* _Given task_: Transcribe the lines below verbatim, skipping the images.

* _Dataset entries_:
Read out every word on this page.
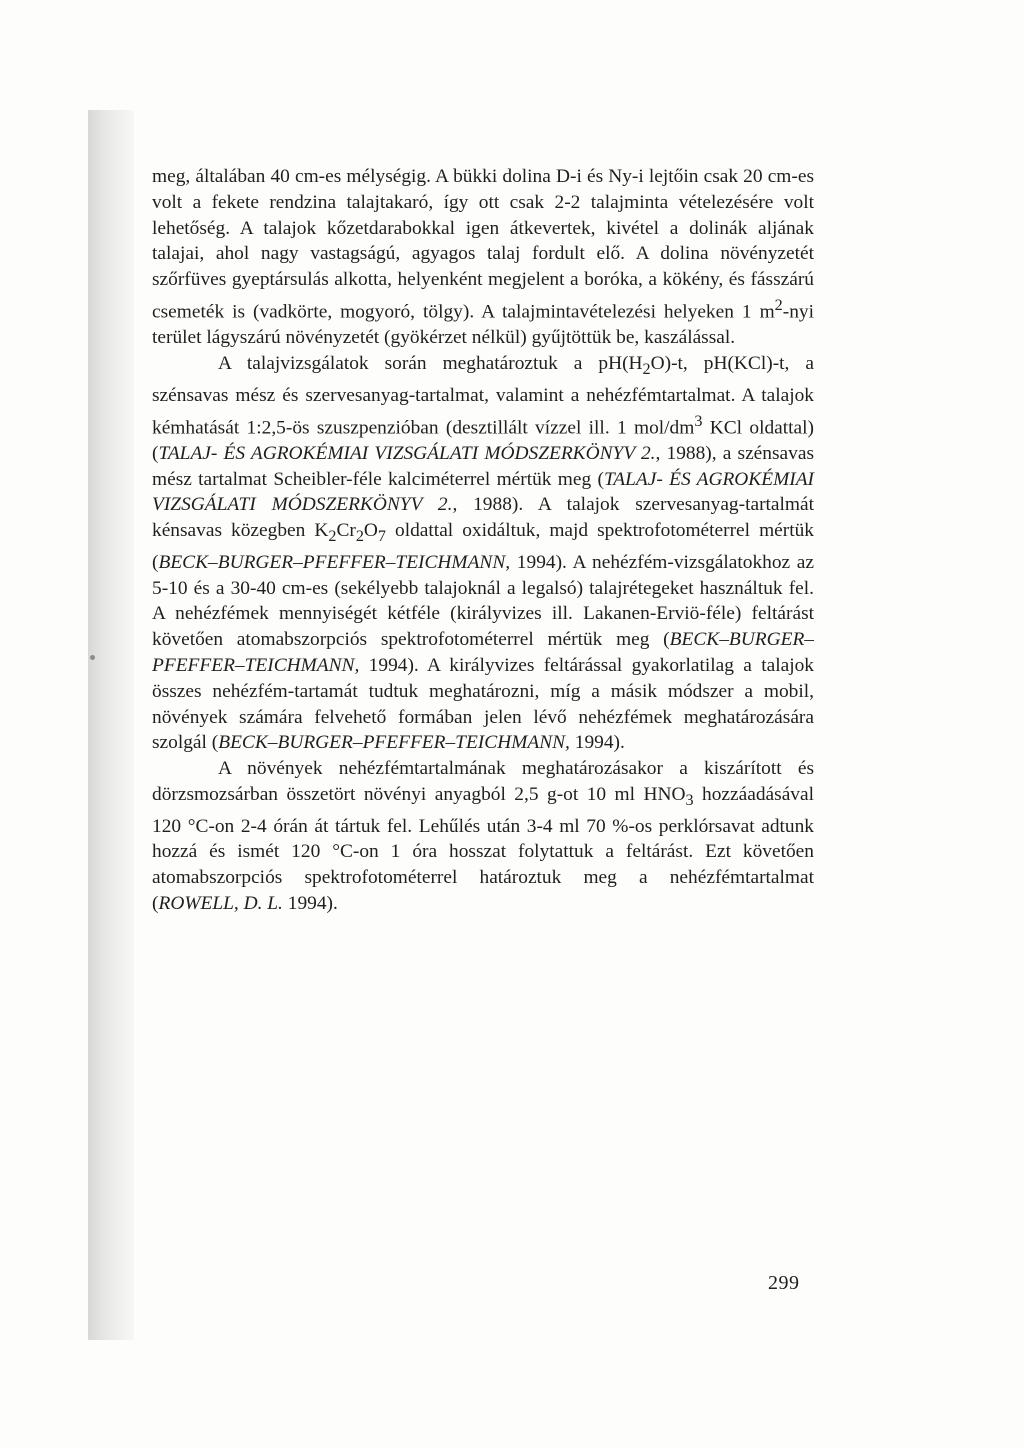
meg, általában 40 cm-es mélységig. A bükki dolina D-i és Ny-i lejtőin csak 20 cm-es volt a fekete rendzina talajtakaró, így ott csak 2-2 talajminta vételezésére volt lehetőség. A talajok kőzetdarabokkal igen átkevertek, kivétel a dolinák aljának talajai, ahol nagy vastagságú, agyagos talaj fordult elő. A dolina növényzetét szőrfüves gyeptársulás alkotta, helyenként megjelent a boróka, a kökény, és fásszárú csemeték is (vadkörte, mogyoró, tölgy). A talajmintavételezési helyeken 1 $m^2$-nyi terület lágyszárú növényzetét (gyökérzet nélkül) gyűjtöttük be, kaszálással.

A talajvizsgálatok során meghatároztuk a $pH(H_2O)-t$, pH(KCl)-t, a szénsavas mész és szervesanyag-tartalmat, valamint a nehézfémtartalmat. A talajok kémhatását 1:2,5-ös szuszpenzióban (desztillált vízzel ill. 1 mol/$dm^3$ KCl oldattal) (TALAJ- ÉS AGROKÉMIAI VIZSGÁLATI MÓDSZERKÖNYV 2., 1988), a szénsavas mész tartalmat Scheibler-féle kalciméterrel mértük meg (TALAJ- ÉS AGROKÉMIAI VIZSGÁLATI MÓDSZERKÖNYV 2., 1988). A talajok szervesanyag-tartalmát kénsavas közegben $K_2Cr_2O_7$ oldattal oxidáltuk, majd spektrofotométerrel mértük (BECK–BURGER–PFEFFER–TEICHMANN, 1994). A nehézfém-vizsgálatokhoz az 5-10 és a 30-40 cm-es (sekélyebb talajoknál a legalsó) talajrétegeket használtuk fel. A nehézfémek mennyiségét kétféle (királyvizes ill. Lakanen-Erviö-féle) feltárást követően atomabszorpciós spektrofotométerrel mértük meg (BECK–BURGER–PFEFFER–TEICHMANN, 1994). A királyvizes feltárással gyakorlatilag a talajok összes nehézfém-tartamát tudtuk meghatározni, míg a másik módszer a mobil, növények számára felvehető formában jelen lévő nehézfémek meghatározására szolgál (BECK–BURGER–PFEFFER–TEICHMANN, 1994).

A növények nehézfémtartalmának meghatározásakor a kiszárított és dörzsmozsárban összetört növényi anyagból 2,5 g-ot 10 ml $HNO_3$ hozzáadásával 120 °C-on 2-4 órán át tártuk fel. Lehűlés után 3-4 ml 70 %-os perklórsavat adtunk hozzá és ismét 120 °C-on 1 óra hosszat folytattuk a feltárást. Ezt követően atomabszorpciós spektrofotométerrel határoztuk meg a nehézfémtartalmat (ROWELL, D. L. 1994).

299
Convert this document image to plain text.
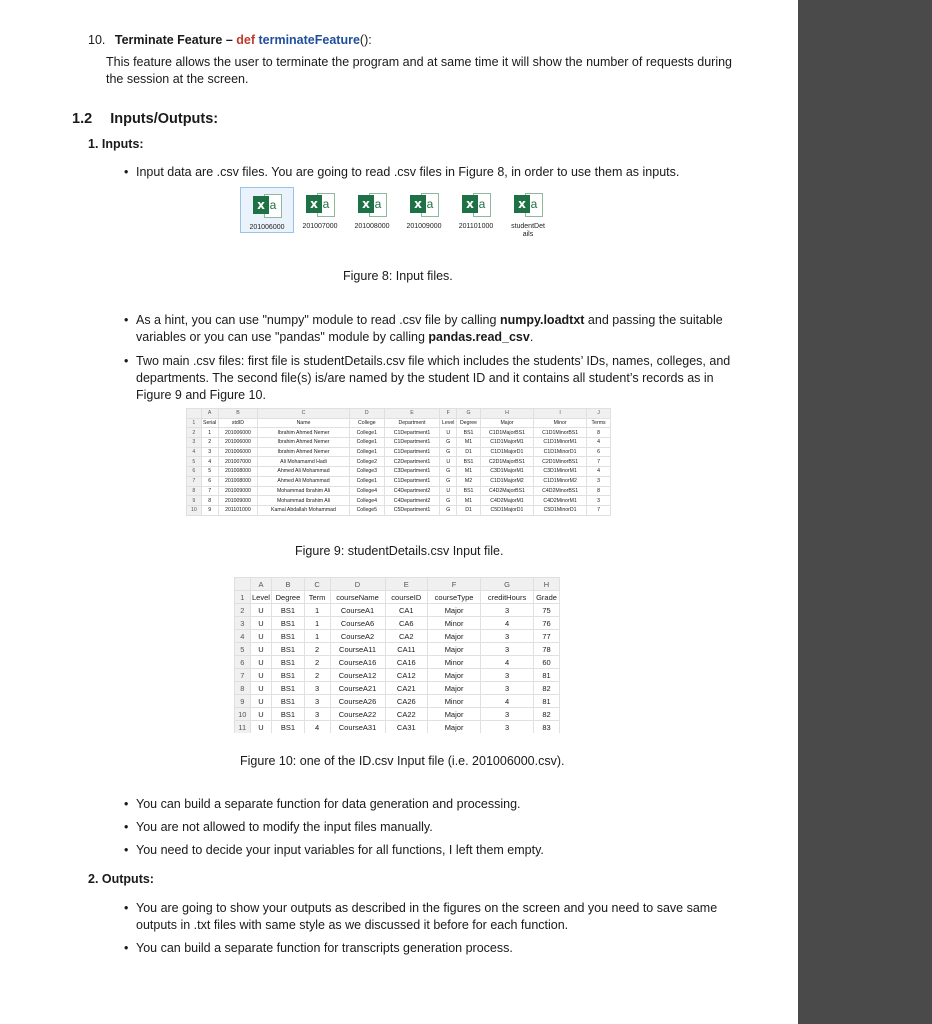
10. Terminate Feature – def terminateFeature():
This feature allows the user to terminate the program and at same time it will show the number of requests during
the session at the screen.
1.2 Inputs/Outputs:
1. Inputs:
• Input data are .csv files. You are going to read .csv files in Figure 8, in order to use them as inputs.
a
x
201006000
a
x
201007000
a
x
201008000
a
x
201009000
a
x
201101000
a
x
studentDet
ails
Figure 8: Input files.
• As a hint, you can use "numpy" module to read .csv file by calling numpy.loadtxt and passing the suitable
variables or you can use "pandas" module by calling pandas.read_csv.
• Two main .csv files: first file is studentDetails.csv file which includes the students’ IDs, names, colleges, and
departments. The second file(s) is/are named by the student ID and it contains all student’s records as in
Figure 9 and Figure 10.
	A	B	C	D	E	F	G	H	I	J
1	Serial	stdID	Name	College	Department	Level	Degree	Major	Minor	Terms
2	1	201006000	Ibrahim Ahmed Nemer	College1	C1Department1	U	BS1	C1D1MajorBS1	C1D1MinorBS1	8
3	2	201006000	Ibrahim Ahmed Nemer	College1	C1Department1	G	M1	C1D1MajorM1	C1D1MinorM1	4
4	3	201006000	Ibrahim Ahmed Nemer	College1	C1Department1	G	D1	C1D1MajorD1	C1D1MinorD1	6
5	4	201007000	Ali Mohamamd Hadi	College2	C2Department1	U	BS1	C2D1MajorBS1	C2D1MinorBS1	7
6	5	201008000	Ahmed Ali Mohammad	College3	C3Department1	G	M1	C3D1MajorM1	C3D1MinorM1	4
7	6	201008000	Ahmed Ali Mohammad	College1	C1Department1	G	M2	C1D1MajorM2	C1D1MinorM2	3
8	7	201009000	Mohammad Ibrahim Ali	College4	C4Department2	U	BS1	C4D2MajorBS1	C4D2MinorBS1	8
9	8	201009000	Mohammad Ibrahim Ali	College4	C4Department2	G	M1	C4D2MajorM1	C4D2MinorM1	3
10	9	201101000	Kamal Abdallah Mohammad	College5	C5Department1	G	D1	C5D1MajorD1	C5D1MinorD1	7
Figure 9: studentDetails.csv Input file.
	A	B	C	D	E	F	G	H
1	Level	Degree	Term	courseName	courseID	courseType	creditHours	Grade
2	U	BS1	1	CourseA1	CA1	Major	3	75
3	U	BS1	1	CourseA6	CA6	Minor	4	76
4	U	BS1	1	CourseA2	CA2	Major	3	77
5	U	BS1	2	CourseA11	CA11	Major	3	78
6	U	BS1	2	CourseA16	CA16	Minor	4	60
7	U	BS1	2	CourseA12	CA12	Major	3	81
8	U	BS1	3	CourseA21	CA21	Major	3	82
9	U	BS1	3	CourseA26	CA26	Minor	4	81
10	U	BS1	3	CourseA22	CA22	Major	3	82
11	U	BS1	4	CourseA31	CA31	Major	3	83
Figure 10: one of the ID.csv Input file (i.e. 201006000.csv).
• You can build a separate function for data generation and processing.
• You are not allowed to modify the input files manually.
• You need to decide your input variables for all functions, I left them empty.
2. Outputs:
• You are going to show your outputs as described in the figures on the screen and you need to save same
outputs in .txt files with same style as we discussed it before for each function.
• You can build a separate function for transcripts generation process.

* _Solved exercise_:
Read out every word on this page.
meg, általában 40 cm-es mélységig. A bükki dolina D-i és Ny-i lejtőin csak 20 cm-es volt a fekete rendzina talajtakaró, így ott csak 2-2 talajminta vételezésére volt lehetőség. A talajok kőzetdarabokkal igen átkevertek, kivétel a dolinák aljának talajai, ahol nagy vastagságú, agyagos talaj fordult elő. A dolina növényzetét szőrfüves gyeptársulás alkotta, helyenként megjelent a boróka, a kökény, és fásszárú csemeték is (vadkörte, mogyoró, tölgy). A talajmintavételezési helyeken 1 $m^2$-nyi terület lágyszárú növényzetét (gyökérzet nélkül) gyűjtöttük be, kaszálással.

A talajvizsgálatok során meghatároztuk a $pH(H_2O)-t$, pH(KCl)-t, a szénsavas mész és szervesanyag-tartalmat, valamint a nehézfémtartalmat. A talajok kémhatását 1:2,5-ös szuszpenzióban (desztillált vízzel ill. 1 mol/$dm^3$ KCl oldattal) (TALAJ- ÉS AGROKÉMIAI VIZSGÁLATI MÓDSZERKÖNYV 2., 1988), a szénsavas mész tartalmat Scheibler-féle kalciméterrel mértük meg (TALAJ- ÉS AGROKÉMIAI VIZSGÁLATI MÓDSZERKÖNYV 2., 1988). A talajok szervesanyag-tartalmát kénsavas közegben $K_2Cr_2O_7$ oldattal oxidáltuk, majd spektrofotométerrel mértük (BECK–BURGER–PFEFFER–TEICHMANN, 1994). A nehézfém-vizsgálatokhoz az 5-10 és a 30-40 cm-es (sekélyebb talajoknál a legalsó) talajrétegeket használtuk fel. A nehézfémek mennyiségét kétféle (királyvizes ill. Lakanen-Erviö-féle) feltárást követően atomabszorpciós spektrofotométerrel mértük meg (BECK–BURGER–PFEFFER–TEICHMANN, 1994). A királyvizes feltárással gyakorlatilag a talajok összes nehézfém-tartamát tudtuk meghatározni, míg a másik módszer a mobil, növények számára felvehető formában jelen lévő nehézfémek meghatározására szolgál (BECK–BURGER–PFEFFER–TEICHMANN, 1994).

A növények nehézfémtartalmának meghatározásakor a kiszárított és dörzsmozsárban összetört növényi anyagból 2,5 g-ot 10 ml $HNO_3$ hozzáadásával 120 °C-on 2-4 órán át tártuk fel. Lehűlés után 3-4 ml 70 %-os perklórsavat adtunk hozzá és ismét 120 °C-on 1 óra hosszat folytattuk a feltárást. Ezt követően atomabszorpciós spektrofotométerrel határoztuk meg a nehézfémtartalmat (ROWELL, D. L. 1994).

299
Convert this document image to plain text.
10. Terminate Feature – def terminateFeature():
This feature allows the user to terminate the program and at same time it will show the number of requests during
the session at the screen.
1.2 Inputs/Outputs:
1. Inputs:
• Input data are .csv files. You are going to read .csv files in Figure 8, in order to use them as inputs.
a
x
201006000
a
x
201007000
a
x
201008000
a
x
201009000
a
x
201101000
a
x
studentDet
ails
Figure 8: Input files.
• As a hint, you can use "numpy" module to read .csv file by calling numpy.loadtxt and passing the suitable
variables or you can use "pandas" module by calling pandas.read_csv.
• Two main .csv files: first file is studentDetails.csv file which includes the students’ IDs, names, colleges, and
departments. The second file(s) is/are named by the student ID and it contains all student’s records as in
Figure 9 and Figure 10.
	A	B	C	D	E	F	G	H	I	J
1	Serial	stdID	Name	College	Department	Level	Degree	Major	Minor	Terms
2	1	201006000	Ibrahim Ahmed Nemer	College1	C1Department1	U	BS1	C1D1MajorBS1	C1D1MinorBS1	8
3	2	201006000	Ibrahim Ahmed Nemer	College1	C1Department1	G	M1	C1D1MajorM1	C1D1MinorM1	4
4	3	201006000	Ibrahim Ahmed Nemer	College1	C1Department1	G	D1	C1D1MajorD1	C1D1MinorD1	6
5	4	201007000	Ali Mohamamd Hadi	College2	C2Department1	U	BS1	C2D1MajorBS1	C2D1MinorBS1	7
6	5	201008000	Ahmed Ali Mohammad	College3	C3Department1	G	M1	C3D1MajorM1	C3D1MinorM1	4
7	6	201008000	Ahmed Ali Mohammad	College1	C1Department1	G	M2	C1D1MajorM2	C1D1MinorM2	3
8	7	201009000	Mohammad Ibrahim Ali	College4	C4Department2	U	BS1	C4D2MajorBS1	C4D2MinorBS1	8
9	8	201009000	Mohammad Ibrahim Ali	College4	C4Department2	G	M1	C4D2MajorM1	C4D2MinorM1	3
10	9	201101000	Kamal Abdallah Mohammad	College5	C5Department1	G	D1	C5D1MajorD1	C5D1MinorD1	7
Figure 9: studentDetails.csv Input file.
	A	B	C	D	E	F	G	H
1	Level	Degree	Term	courseName	courseID	courseType	creditHours	Grade
2	U	BS1	1	CourseA1	CA1	Major	3	75
3	U	BS1	1	CourseA6	CA6	Minor	4	76
4	U	BS1	1	CourseA2	CA2	Major	3	77
5	U	BS1	2	CourseA11	CA11	Major	3	78
6	U	BS1	2	CourseA16	CA16	Minor	4	60
7	U	BS1	2	CourseA12	CA12	Major	3	81
8	U	BS1	3	CourseA21	CA21	Major	3	82
9	U	BS1	3	CourseA26	CA26	Minor	4	81
10	U	BS1	3	CourseA22	CA22	Major	3	82
11	U	BS1	4	CourseA31	CA31	Major	3	83
Figure 10: one of the ID.csv Input file (i.e. 201006000.csv).
• You can build a separate function for data generation and processing.
• You are not allowed to modify the input files manually.
• You need to decide your input variables for all functions, I left them empty.
2. Outputs:
• You are going to show your outputs as described in the figures on the screen and you need to save same
outputs in .txt files with same style as we discussed it before for each function.
• You can build a separate function for transcripts generation process.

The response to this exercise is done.